(What you are asked to do) Going through the material below, please gather all lines with the word "write" in them.

(Dataset items)
=-=-=
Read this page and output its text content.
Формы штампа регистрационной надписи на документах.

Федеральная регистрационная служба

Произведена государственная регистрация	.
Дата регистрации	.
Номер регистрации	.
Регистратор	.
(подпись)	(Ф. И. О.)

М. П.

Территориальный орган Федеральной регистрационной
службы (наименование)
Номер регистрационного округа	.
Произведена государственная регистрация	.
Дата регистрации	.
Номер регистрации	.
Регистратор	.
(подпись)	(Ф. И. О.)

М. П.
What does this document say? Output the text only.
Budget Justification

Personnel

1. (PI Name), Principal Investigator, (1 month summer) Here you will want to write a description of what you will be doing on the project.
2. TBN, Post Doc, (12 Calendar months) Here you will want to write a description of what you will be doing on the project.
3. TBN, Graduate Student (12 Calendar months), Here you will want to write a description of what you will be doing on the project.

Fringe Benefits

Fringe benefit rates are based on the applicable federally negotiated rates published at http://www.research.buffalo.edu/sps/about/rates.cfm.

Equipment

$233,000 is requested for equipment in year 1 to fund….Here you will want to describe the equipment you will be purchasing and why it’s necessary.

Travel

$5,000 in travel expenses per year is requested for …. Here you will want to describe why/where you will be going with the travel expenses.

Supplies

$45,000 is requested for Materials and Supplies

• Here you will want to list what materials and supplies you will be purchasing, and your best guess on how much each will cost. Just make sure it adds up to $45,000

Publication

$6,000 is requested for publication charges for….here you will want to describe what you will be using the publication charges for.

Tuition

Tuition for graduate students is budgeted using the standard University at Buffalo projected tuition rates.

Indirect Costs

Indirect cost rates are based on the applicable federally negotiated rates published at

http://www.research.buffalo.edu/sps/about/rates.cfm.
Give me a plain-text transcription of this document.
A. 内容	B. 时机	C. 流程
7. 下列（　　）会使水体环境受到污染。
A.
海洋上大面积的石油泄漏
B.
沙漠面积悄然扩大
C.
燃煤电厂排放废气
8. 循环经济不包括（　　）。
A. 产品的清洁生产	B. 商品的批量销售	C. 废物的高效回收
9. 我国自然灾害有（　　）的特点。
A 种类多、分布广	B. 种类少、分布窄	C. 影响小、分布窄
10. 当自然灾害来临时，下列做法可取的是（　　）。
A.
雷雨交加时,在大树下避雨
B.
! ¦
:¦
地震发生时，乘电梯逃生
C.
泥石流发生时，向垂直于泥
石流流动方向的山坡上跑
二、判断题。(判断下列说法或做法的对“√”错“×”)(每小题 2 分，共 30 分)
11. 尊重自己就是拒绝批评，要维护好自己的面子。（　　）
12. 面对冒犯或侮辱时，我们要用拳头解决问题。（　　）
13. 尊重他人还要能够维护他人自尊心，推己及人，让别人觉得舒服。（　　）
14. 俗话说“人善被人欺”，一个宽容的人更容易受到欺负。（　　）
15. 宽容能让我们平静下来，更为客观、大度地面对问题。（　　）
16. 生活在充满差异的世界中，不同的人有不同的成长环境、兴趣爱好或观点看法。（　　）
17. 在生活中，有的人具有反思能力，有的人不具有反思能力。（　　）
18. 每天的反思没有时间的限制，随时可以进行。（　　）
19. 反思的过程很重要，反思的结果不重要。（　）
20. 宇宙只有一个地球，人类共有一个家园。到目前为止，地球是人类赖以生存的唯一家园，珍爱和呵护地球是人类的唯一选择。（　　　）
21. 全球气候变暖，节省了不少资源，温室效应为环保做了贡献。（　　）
=-=-=
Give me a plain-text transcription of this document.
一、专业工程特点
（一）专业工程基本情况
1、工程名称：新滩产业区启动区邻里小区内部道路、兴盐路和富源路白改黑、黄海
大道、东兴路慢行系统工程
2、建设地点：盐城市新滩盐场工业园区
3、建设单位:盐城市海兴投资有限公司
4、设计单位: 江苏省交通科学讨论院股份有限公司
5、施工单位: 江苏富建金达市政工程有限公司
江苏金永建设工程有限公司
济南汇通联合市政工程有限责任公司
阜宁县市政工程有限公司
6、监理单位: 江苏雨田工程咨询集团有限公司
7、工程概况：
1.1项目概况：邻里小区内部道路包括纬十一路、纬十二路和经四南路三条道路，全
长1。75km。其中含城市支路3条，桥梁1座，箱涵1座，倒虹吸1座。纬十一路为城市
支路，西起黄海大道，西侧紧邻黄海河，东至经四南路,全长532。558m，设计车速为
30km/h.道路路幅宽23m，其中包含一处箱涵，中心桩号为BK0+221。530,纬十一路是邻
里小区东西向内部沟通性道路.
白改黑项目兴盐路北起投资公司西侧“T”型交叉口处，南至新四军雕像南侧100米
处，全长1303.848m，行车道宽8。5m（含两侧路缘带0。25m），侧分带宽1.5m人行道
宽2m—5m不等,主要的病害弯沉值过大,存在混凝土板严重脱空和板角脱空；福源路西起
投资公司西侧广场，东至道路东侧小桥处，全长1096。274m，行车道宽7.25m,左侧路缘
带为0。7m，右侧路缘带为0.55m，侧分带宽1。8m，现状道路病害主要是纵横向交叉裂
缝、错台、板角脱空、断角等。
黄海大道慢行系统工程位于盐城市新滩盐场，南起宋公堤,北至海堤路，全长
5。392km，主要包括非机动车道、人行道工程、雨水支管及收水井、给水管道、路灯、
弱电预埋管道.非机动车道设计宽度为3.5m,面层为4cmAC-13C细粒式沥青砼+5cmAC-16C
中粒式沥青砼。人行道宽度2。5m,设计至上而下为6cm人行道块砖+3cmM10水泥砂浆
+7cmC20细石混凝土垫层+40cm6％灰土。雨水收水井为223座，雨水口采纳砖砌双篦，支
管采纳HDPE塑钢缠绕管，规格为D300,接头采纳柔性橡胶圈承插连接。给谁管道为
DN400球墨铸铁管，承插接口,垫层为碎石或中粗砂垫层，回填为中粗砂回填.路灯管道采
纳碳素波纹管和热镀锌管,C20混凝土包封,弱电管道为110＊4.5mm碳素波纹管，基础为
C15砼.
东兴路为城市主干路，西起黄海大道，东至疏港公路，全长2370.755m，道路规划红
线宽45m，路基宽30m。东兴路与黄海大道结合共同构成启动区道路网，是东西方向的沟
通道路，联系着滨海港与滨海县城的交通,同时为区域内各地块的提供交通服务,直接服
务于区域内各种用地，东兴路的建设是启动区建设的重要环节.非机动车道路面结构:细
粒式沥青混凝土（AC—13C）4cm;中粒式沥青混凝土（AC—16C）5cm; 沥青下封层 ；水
=-=-=
(In response)
1. (PI Name), Principal Investigator, (1 month summer) Here you will want to write a description of what you will be doing on the project.
2. TBN, Post Doc, (12 Calendar months) Here you will want to write a description of what you will be doing on the project.
3. TBN, Graduate Student (12 Calendar months), Here you will want to write a description of what you will be doing on the project.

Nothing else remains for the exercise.